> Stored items
|---|

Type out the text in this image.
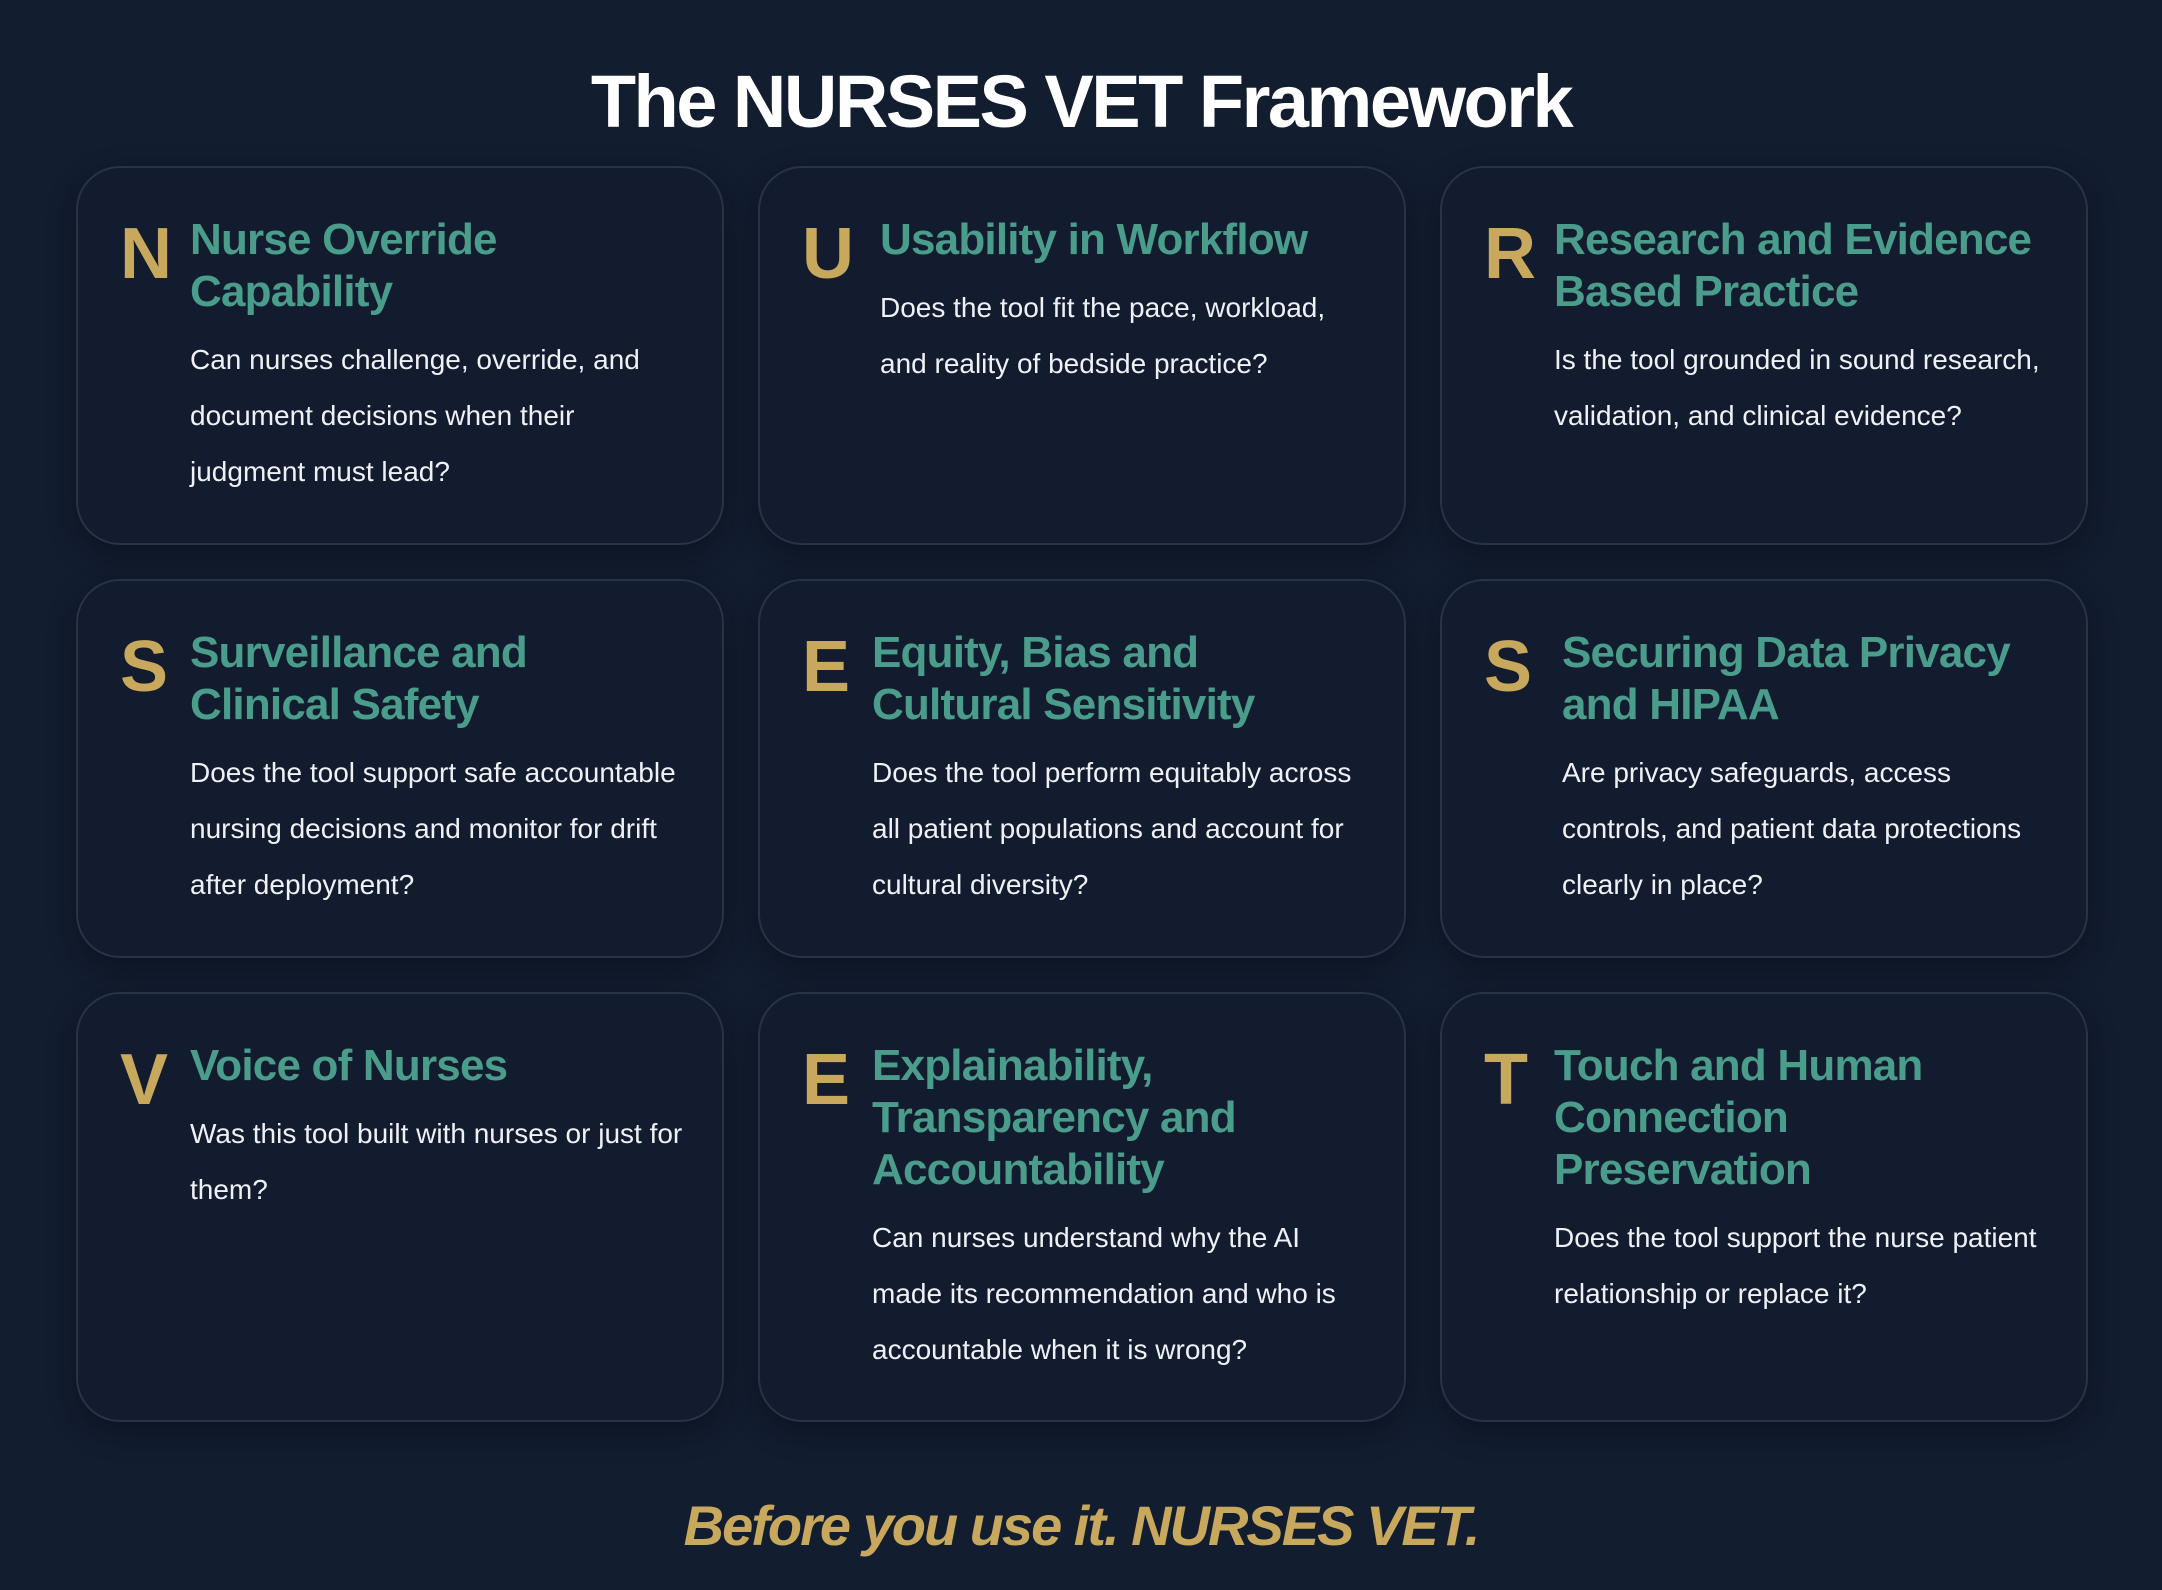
The NURSES VET Framework
N Nurse Override Capability

Can nurses challenge, override, and document decisions when their judgment must lead?

U Usability in Workflow

Does the tool fit the pace, workload, and reality of bedside practice?

R Research and Evidence Based Practice

Is the tool grounded in sound research, validation, and clinical evidence?

S Surveillance and Clinical Safety

Does the tool support safe accountable nursing decisions and monitor for drift after deployment?

E Equity, Bias and Cultural Sensitivity

Does the tool perform equitably across all patient populations and account for cultural diversity?

S Securing Data Privacy and HIPAA

Are privacy safeguards, access controls, and patient data protections clearly in place?

V Voice of Nurses

Was this tool built with nurses or just for them?

E Explainability, Transparency and Accountability

Can nurses understand why the AI made its recommendation and who is accountable when it is wrong?

T Touch and Human Connection Preservation

Does the tool support the nurse patient relationship or replace it?

Before you use it. NURSES VET.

|---|

> TASK DIRECTIONS
Copy each line of the entries that includes the word "accountable".

> EXERCISE RESPONSE
Does the tool support safe accountable nursing decisions and monitor for drift after deployment?
Can nurses understand why the AI made its recommendation and who is accountable when it is wrong?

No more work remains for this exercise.